### The problem
Show all lines from the listing below that contain "Производные".

— START Records for processing —

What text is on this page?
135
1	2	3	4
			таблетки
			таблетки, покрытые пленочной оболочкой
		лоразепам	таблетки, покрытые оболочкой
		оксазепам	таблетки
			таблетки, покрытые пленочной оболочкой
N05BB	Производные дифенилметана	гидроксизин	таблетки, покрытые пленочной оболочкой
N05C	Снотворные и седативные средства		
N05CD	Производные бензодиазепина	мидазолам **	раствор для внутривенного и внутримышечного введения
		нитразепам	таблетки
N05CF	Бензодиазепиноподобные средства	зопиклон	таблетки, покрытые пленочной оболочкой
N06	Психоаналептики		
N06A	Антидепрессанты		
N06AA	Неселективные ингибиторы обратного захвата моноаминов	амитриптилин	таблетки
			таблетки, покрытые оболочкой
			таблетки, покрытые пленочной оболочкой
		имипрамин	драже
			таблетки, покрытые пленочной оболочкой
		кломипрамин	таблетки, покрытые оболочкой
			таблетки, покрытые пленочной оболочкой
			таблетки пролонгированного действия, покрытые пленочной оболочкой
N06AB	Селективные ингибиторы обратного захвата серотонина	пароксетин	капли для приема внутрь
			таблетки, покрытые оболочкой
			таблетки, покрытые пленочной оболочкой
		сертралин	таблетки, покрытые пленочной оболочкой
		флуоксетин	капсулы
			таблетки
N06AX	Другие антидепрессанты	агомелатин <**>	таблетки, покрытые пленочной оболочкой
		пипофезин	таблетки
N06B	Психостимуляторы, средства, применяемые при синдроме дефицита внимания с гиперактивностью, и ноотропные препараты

— END Records for processing —

### Reply
N05BB	Производные дифенилметана	гидроксизин	таблетки, покрытые пленочной оболочкой
N05CD	Производные бензодиазепина	мидазолам **	раствор для внутривенного и внутримышечного введения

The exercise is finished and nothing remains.